» Stored items
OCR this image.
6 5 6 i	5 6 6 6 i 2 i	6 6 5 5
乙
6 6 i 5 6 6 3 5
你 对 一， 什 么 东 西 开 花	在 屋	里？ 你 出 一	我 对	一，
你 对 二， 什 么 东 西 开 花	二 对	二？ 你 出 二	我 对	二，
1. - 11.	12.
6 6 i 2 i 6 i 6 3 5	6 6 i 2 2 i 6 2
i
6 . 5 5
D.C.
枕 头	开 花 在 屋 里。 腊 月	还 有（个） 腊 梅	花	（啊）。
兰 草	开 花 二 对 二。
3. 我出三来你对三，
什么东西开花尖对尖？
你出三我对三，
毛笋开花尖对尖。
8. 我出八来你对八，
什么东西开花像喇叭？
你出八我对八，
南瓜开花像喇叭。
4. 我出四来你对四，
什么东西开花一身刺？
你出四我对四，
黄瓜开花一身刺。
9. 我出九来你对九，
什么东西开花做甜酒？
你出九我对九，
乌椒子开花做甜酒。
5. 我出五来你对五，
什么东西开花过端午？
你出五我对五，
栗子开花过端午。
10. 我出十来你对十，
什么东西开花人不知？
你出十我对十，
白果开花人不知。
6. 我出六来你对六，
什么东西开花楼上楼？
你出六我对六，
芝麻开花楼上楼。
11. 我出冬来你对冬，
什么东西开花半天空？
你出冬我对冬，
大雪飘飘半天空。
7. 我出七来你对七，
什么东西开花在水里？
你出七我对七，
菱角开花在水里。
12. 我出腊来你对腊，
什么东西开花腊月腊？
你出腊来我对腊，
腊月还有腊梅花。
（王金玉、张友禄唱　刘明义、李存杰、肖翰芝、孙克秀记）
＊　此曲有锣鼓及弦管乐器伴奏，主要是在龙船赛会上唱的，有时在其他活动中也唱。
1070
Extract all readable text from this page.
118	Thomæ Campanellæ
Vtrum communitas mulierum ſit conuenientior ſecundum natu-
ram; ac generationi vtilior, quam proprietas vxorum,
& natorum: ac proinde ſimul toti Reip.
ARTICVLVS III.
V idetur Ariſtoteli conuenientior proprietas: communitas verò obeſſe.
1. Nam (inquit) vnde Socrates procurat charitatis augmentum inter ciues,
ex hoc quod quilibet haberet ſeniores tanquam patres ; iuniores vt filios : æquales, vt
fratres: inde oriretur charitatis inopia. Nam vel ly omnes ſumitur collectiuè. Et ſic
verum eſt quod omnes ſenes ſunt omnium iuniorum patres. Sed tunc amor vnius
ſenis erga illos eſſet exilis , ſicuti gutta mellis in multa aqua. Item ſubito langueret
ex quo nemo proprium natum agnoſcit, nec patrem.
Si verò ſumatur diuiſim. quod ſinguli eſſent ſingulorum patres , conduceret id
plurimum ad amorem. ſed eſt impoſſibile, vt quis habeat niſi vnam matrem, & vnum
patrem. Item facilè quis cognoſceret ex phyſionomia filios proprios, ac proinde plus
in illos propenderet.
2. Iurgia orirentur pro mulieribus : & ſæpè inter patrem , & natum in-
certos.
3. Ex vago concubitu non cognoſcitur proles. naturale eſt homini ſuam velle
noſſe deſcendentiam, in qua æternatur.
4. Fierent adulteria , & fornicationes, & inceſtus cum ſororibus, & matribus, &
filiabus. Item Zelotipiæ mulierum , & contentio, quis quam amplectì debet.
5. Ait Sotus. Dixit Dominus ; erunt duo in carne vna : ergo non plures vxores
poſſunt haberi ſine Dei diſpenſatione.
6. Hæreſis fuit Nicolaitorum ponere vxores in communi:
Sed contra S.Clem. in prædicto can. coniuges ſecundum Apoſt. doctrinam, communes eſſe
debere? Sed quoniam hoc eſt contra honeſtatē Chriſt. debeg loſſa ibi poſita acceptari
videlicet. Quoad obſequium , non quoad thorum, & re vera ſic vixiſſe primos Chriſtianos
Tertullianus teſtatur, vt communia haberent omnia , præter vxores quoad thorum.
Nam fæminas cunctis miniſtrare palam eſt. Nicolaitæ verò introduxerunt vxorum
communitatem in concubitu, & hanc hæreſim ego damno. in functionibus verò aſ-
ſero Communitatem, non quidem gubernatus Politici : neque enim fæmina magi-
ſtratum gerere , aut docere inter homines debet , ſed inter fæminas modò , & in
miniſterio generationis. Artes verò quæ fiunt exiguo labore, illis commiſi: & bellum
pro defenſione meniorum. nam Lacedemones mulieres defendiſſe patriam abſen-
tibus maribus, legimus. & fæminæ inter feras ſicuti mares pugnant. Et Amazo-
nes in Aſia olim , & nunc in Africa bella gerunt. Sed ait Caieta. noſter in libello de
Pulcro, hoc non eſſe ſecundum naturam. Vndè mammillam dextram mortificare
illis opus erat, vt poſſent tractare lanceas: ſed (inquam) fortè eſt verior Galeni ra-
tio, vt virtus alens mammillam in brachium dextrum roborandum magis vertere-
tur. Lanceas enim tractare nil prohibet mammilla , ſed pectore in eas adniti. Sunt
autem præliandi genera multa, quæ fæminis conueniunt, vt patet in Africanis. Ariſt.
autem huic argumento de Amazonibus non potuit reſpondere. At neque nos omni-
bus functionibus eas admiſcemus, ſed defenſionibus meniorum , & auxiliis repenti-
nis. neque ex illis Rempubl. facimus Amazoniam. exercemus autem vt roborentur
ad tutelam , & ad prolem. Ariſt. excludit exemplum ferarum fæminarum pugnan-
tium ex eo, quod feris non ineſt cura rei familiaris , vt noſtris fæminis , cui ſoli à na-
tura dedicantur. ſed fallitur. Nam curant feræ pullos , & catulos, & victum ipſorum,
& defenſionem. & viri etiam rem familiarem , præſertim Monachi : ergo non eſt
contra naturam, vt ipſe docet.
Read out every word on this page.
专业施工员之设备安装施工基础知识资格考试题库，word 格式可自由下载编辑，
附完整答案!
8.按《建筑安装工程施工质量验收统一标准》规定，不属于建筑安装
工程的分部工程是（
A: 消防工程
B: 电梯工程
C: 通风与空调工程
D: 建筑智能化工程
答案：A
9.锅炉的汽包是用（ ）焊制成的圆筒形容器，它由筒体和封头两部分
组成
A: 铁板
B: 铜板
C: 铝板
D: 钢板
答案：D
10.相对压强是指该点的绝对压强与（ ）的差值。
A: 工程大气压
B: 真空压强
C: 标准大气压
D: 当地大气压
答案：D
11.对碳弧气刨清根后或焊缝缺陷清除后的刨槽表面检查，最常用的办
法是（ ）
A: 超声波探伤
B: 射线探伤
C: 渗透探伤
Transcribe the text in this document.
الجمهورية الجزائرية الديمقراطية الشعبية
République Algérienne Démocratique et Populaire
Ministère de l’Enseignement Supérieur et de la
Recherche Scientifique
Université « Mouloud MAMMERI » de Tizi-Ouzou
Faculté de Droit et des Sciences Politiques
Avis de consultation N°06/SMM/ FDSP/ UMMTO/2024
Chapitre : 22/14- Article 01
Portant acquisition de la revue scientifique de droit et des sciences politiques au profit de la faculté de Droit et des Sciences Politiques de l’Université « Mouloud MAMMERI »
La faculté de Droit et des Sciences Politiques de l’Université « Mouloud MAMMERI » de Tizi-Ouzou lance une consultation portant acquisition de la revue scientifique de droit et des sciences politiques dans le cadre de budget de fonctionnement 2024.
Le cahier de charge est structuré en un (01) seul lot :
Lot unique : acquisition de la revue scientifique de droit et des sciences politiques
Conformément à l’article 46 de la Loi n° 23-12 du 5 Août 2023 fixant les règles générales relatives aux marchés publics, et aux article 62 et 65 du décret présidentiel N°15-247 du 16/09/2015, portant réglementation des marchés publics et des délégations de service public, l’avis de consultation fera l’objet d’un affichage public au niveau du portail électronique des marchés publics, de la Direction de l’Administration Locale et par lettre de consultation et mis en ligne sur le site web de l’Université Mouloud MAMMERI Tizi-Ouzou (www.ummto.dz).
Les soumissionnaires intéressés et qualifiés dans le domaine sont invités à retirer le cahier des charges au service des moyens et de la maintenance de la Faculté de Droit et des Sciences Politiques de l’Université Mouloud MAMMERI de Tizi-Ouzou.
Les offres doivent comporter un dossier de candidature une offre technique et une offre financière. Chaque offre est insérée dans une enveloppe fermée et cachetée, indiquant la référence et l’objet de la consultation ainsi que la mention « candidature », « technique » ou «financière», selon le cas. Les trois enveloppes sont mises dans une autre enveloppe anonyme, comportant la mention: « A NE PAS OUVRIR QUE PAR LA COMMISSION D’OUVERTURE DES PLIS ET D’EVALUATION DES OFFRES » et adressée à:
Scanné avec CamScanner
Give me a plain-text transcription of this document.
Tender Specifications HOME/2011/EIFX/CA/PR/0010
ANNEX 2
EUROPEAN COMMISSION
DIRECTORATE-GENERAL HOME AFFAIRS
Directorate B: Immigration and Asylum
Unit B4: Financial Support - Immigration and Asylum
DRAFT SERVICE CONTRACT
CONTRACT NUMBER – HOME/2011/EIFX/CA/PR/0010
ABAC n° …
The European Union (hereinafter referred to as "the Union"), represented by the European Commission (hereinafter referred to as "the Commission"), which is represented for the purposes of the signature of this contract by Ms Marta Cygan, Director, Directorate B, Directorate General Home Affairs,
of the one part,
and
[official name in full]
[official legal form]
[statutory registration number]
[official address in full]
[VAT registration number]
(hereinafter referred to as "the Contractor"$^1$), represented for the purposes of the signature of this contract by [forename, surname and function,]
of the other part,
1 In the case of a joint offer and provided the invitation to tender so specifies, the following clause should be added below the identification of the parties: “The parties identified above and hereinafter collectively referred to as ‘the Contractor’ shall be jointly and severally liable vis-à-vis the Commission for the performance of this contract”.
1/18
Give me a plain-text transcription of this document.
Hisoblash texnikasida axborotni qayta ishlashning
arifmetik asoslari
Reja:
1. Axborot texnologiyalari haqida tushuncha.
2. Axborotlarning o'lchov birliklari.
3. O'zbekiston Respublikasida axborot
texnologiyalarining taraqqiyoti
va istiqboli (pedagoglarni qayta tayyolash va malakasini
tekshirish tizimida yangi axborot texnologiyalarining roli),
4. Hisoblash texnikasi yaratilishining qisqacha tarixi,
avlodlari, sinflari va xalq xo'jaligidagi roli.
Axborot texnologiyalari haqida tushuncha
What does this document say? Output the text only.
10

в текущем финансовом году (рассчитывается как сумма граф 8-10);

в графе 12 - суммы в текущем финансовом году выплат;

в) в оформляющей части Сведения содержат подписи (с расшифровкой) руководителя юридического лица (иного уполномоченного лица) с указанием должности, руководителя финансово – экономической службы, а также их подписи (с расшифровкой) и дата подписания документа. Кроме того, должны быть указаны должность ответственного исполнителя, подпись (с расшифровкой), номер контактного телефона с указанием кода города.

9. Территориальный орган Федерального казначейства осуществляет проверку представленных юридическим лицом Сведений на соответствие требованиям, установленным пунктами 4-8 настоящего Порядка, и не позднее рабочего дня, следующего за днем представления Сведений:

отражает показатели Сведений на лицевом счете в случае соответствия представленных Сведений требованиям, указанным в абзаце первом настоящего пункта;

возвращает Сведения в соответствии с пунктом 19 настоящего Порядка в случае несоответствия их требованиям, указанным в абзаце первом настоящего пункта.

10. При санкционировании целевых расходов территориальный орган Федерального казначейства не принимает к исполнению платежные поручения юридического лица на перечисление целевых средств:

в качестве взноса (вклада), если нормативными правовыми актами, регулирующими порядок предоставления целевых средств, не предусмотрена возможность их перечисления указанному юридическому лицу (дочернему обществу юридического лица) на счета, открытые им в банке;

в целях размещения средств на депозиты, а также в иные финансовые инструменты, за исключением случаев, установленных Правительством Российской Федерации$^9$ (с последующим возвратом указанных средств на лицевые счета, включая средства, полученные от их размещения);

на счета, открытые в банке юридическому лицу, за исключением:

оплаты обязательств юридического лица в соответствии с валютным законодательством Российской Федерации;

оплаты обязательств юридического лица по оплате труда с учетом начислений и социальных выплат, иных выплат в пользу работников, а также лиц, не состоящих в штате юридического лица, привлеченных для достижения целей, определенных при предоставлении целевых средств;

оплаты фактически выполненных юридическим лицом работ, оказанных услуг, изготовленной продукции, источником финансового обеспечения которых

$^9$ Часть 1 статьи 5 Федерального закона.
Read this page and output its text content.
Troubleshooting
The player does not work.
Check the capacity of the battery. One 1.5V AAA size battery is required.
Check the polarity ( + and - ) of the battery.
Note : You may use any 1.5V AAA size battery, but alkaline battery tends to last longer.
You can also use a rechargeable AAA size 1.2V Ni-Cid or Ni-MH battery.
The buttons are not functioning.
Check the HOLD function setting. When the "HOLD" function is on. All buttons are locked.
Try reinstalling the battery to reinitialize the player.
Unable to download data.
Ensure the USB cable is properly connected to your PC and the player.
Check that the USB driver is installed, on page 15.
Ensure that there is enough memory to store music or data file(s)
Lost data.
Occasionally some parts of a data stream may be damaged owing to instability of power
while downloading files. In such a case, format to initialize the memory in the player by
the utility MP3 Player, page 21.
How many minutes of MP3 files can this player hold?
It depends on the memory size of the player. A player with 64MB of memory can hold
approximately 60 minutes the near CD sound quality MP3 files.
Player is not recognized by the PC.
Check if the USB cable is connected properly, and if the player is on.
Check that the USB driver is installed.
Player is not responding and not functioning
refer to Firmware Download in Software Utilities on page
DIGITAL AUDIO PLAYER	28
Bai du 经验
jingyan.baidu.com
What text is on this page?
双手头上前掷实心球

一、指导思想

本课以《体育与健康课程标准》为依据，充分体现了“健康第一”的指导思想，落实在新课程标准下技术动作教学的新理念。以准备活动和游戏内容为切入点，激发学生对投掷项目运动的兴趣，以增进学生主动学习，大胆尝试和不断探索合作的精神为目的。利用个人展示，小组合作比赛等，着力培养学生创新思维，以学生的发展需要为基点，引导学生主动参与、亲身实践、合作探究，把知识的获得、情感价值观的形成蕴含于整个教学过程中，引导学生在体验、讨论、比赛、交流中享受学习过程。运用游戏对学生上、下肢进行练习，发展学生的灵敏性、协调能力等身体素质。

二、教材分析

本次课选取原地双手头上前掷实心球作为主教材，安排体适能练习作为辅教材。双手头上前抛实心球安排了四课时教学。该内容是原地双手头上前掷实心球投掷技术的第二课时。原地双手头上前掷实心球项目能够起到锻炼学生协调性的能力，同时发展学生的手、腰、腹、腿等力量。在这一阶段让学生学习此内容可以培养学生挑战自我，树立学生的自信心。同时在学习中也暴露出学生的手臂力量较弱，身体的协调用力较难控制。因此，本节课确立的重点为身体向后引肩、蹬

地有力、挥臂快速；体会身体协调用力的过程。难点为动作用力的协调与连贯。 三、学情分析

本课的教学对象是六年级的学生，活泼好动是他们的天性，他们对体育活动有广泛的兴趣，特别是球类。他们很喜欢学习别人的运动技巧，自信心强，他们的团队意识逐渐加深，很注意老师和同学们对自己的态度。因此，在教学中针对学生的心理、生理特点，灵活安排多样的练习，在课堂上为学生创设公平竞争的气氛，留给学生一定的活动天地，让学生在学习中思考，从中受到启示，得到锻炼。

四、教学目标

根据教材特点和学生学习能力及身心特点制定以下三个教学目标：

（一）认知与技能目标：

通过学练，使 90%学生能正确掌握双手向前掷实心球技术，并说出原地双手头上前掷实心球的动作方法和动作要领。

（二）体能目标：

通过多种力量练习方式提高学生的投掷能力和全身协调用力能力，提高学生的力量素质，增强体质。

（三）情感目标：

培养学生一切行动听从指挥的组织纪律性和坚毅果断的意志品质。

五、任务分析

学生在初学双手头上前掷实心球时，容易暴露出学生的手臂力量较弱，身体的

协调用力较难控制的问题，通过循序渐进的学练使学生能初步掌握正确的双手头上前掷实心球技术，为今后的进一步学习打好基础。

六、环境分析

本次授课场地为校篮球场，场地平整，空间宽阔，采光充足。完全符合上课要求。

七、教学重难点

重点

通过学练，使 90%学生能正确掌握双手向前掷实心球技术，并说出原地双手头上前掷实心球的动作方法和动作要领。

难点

» Instructions for the task
Each line in the entries above that includes the string "filios" should be extracted.

» Worked answer
ex hoc quod quilibet haberet ſeniores tanquam patres ; iuniores vt filios : æquales, vt
patrem. Item facilè quis cognoſceret ex phyſionomia filios proprios, ac proinde plus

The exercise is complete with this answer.